Find the word "this" in the material below and gather every line that contains it.

# PROVIDED DATA
## START

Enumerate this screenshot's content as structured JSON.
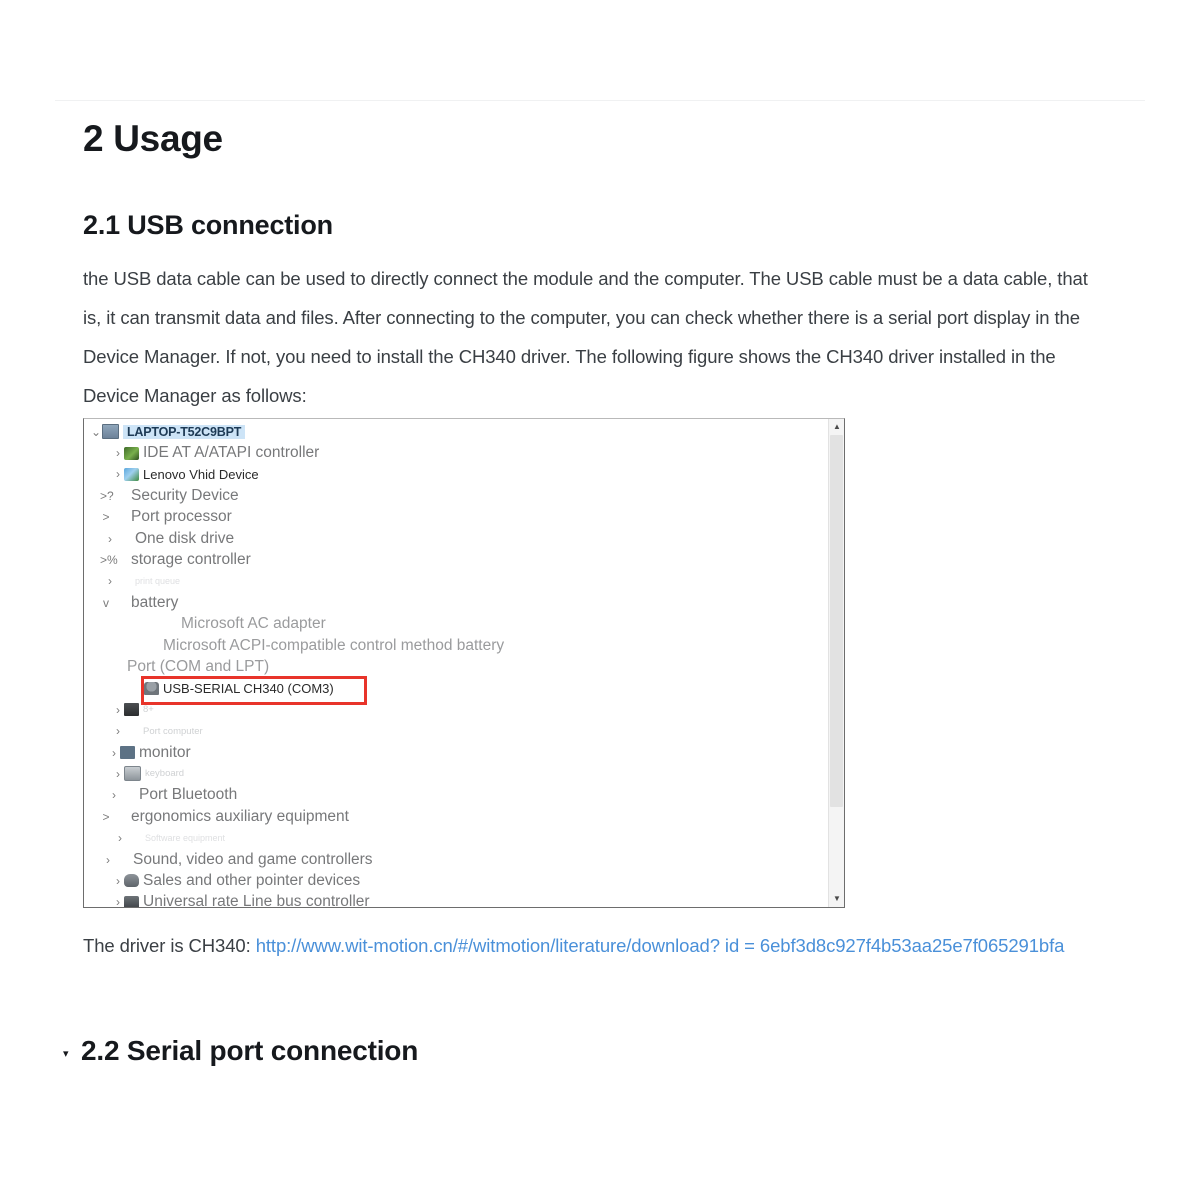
{
  "document": {
    "h1": "2 Usage",
    "section_2_1": {
      "heading": "2.1 USB connection",
      "paragraph": "the USB data cable can be used to directly connect the module and the computer. The USB cable must be a data cable, that is, it can transmit data and files. After connecting to the computer, you can check whether there is a serial port display in the Device Manager. If not, you need to install the CH340 driver. The following figure shows the CH340 driver installed in the Device Manager as follows:"
    },
    "driver_line": {
      "prefix": "The driver is CH340: ",
      "url_text": "http://www.wit-motion.cn/#/witmotion/literature/download? id = 6ebf3d8c927f4b53aa25e7f065291bfa"
    },
    "section_2_2": {
      "caret": "▾",
      "heading": "2.2 Serial port connection"
    }
  },
  "device_manager": {
    "scrollbar": {
      "up_arrow": "▲",
      "down_arrow": "▼"
    },
    "highlight_color": "#cde4f7",
    "callout_color": "#e8342a",
    "rows": [
      {
        "indent": 0,
        "chevron": "⌄",
        "icon": "computer-icon",
        "label": "LAPTOP-T52C9BPT",
        "style": "selected"
      },
      {
        "indent": 22,
        "chevron": "›",
        "icon": "ide-controller-icon",
        "label": "IDE AT A/ATAPI controller",
        "style": "t-mid"
      },
      {
        "indent": 22,
        "chevron": "›",
        "icon": "lenovo-vhid-icon",
        "label": "Lenovo Vhid Device",
        "style": "t-sharp"
      },
      {
        "indent": 10,
        "chevron": ">?",
        "icon": "blank-icon",
        "label": "Security Device",
        "style": "t-mid"
      },
      {
        "indent": 10,
        "chevron": ">",
        "icon": "blank-icon",
        "label": "Port processor",
        "style": "t-mid"
      },
      {
        "indent": 14,
        "chevron": "›",
        "icon": "blank-icon",
        "label": "One disk drive",
        "style": "t-mid"
      },
      {
        "indent": 10,
        "chevron": ">%",
        "icon": "blank-icon",
        "label": "storage controller",
        "style": "t-mid"
      },
      {
        "indent": 14,
        "chevron": "›",
        "icon": "blank-icon",
        "label": "print queue",
        "style": "t-vfaint"
      },
      {
        "indent": 10,
        "chevron": "v",
        "icon": "blank-icon",
        "label": "battery",
        "style": "t-mid"
      },
      {
        "indent": 60,
        "chevron": "",
        "icon": "blank-icon",
        "label": "Microsoft AC adapter",
        "style": "t-soft"
      },
      {
        "indent": 42,
        "chevron": "",
        "icon": "blank-icon",
        "label": "Microsoft ACPI-compatible control method battery",
        "style": "t-soft"
      },
      {
        "indent": 6,
        "chevron": "",
        "icon": "blank-icon",
        "label": "Port (COM and LPT)",
        "style": "t-soft"
      },
      {
        "indent": 42,
        "chevron": "",
        "icon": "usb-serial-icon",
        "label": "USB-SERIAL CH340 (COM3)",
        "style": "t-sharp"
      },
      {
        "indent": 22,
        "chevron": "›",
        "icon": "device-icon",
        "label": "8+",
        "style": "t-faint"
      },
      {
        "indent": 22,
        "chevron": "›",
        "icon": "blank-icon",
        "label": "Port computer",
        "style": "t-faint"
      },
      {
        "indent": 18,
        "chevron": "›",
        "icon": "monitor-icon",
        "label": "monitor",
        "style": "t-mid"
      },
      {
        "indent": 22,
        "chevron": "›",
        "icon": "keyboard-icon",
        "label": "keyboard",
        "style": "t-faint"
      },
      {
        "indent": 18,
        "chevron": "›",
        "icon": "blank-icon",
        "label": "Port Bluetooth",
        "style": "t-mid"
      },
      {
        "indent": 10,
        "chevron": ">",
        "icon": "blank-icon",
        "label": "ergonomics auxiliary equipment",
        "style": "t-mid"
      },
      {
        "indent": 24,
        "chevron": "›",
        "icon": "blank-icon",
        "label": "Software equipment",
        "style": "t-vfaint"
      },
      {
        "indent": 12,
        "chevron": "›",
        "icon": "blank-icon",
        "label": "Sound, video and game controllers",
        "style": "t-mid"
      },
      {
        "indent": 22,
        "chevron": "›",
        "icon": "mouse-icon",
        "label": "Sales and other pointer devices",
        "style": "t-mid"
      },
      {
        "indent": 22,
        "chevron": "›",
        "icon": "usb-plug-icon",
        "label": "Universal rate Line bus controller",
        "style": "t-mid"
      }
    ]
  }
}
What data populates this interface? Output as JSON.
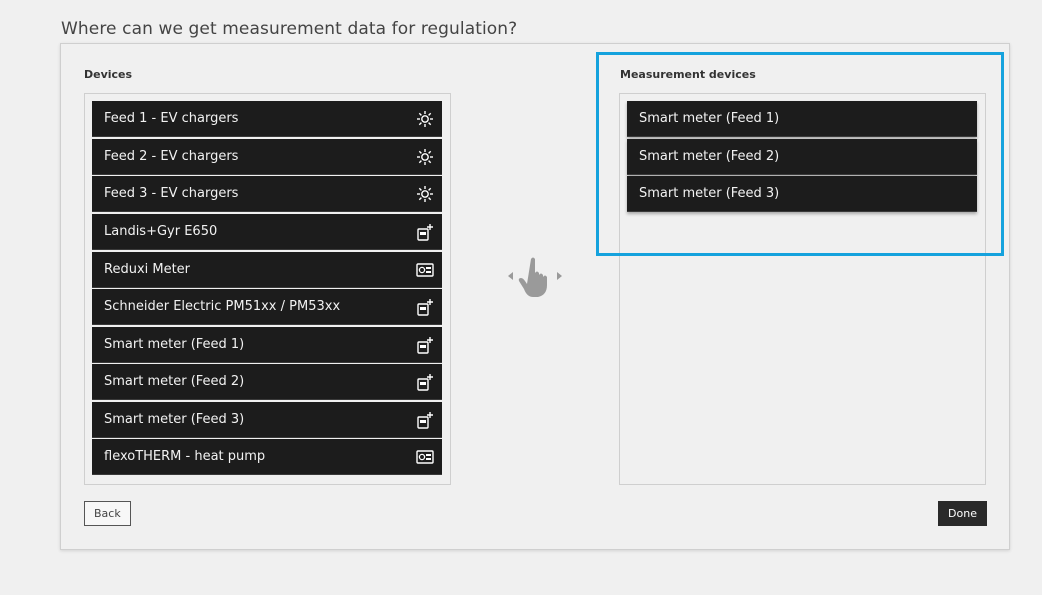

## END

# SOLUTION TO THE PROBLEM
Enumerate this screenshot's content as structured JSON.
What data populates this interface? Output as JSON.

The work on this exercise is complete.